Collected data >>

====

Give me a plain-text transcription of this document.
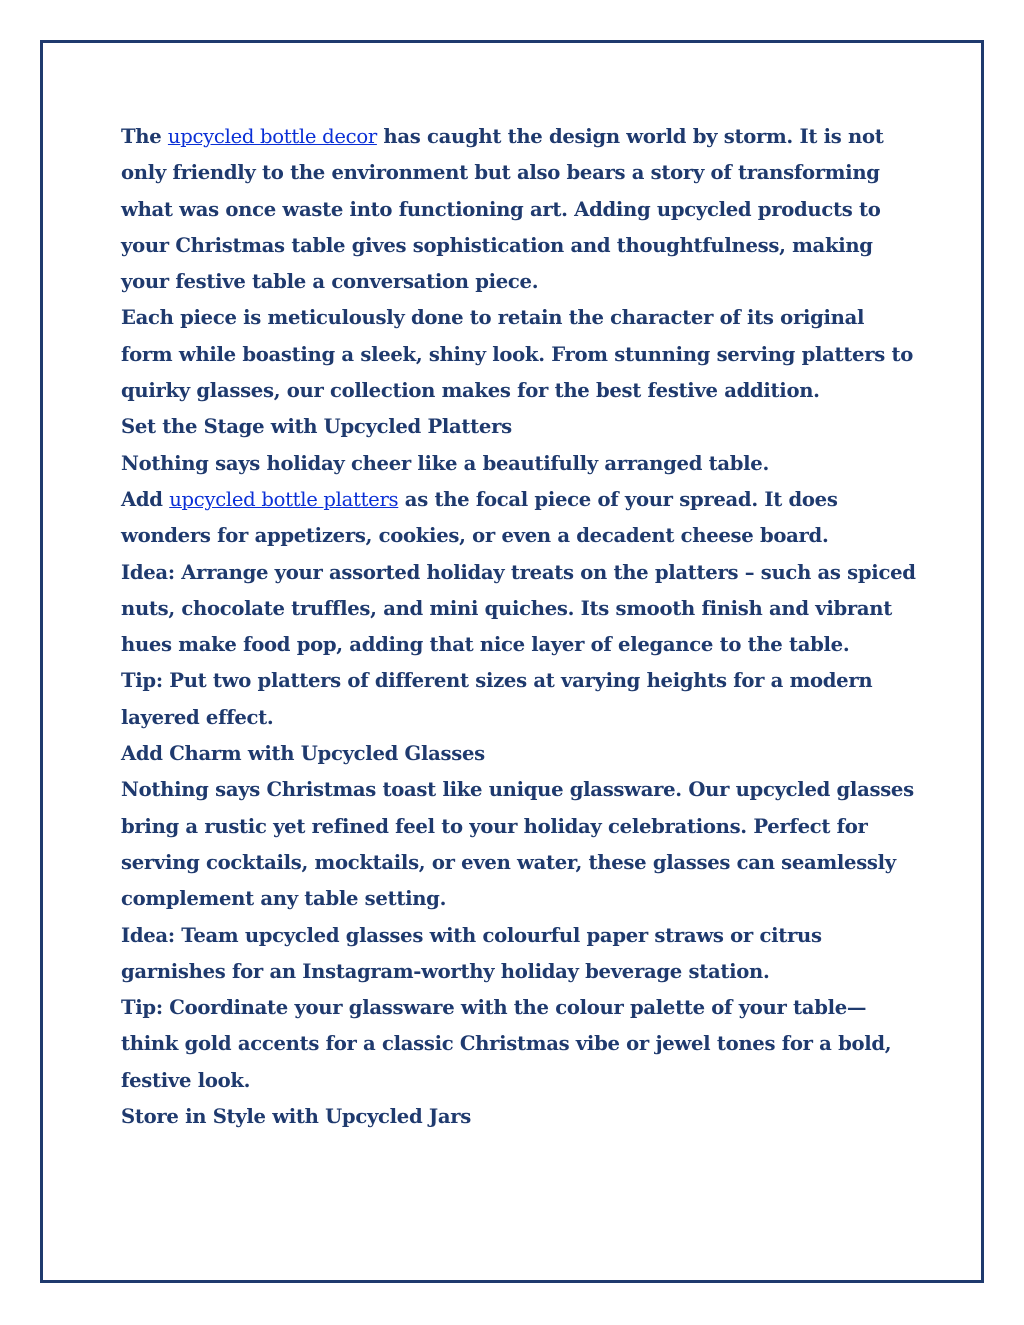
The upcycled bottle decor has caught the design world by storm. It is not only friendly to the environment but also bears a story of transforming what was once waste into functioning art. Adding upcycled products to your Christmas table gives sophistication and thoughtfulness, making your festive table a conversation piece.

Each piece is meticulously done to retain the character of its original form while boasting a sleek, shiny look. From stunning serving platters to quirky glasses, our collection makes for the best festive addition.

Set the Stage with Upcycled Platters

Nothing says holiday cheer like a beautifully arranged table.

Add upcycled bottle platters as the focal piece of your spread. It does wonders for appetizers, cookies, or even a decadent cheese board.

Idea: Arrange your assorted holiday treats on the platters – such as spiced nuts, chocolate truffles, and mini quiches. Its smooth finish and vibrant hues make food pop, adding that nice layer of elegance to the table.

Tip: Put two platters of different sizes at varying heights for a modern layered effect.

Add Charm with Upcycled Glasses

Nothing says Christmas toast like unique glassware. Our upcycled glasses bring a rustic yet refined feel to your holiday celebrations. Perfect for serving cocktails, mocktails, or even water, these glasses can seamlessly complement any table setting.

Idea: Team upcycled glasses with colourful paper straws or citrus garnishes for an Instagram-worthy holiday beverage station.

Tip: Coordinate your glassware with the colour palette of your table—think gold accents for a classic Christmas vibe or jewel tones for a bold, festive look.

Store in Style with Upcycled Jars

====

EXERCISE >>
Find the count of lines in the data above where the string "Idea" occurs. Provide that number alone.

THE RESULT >>
2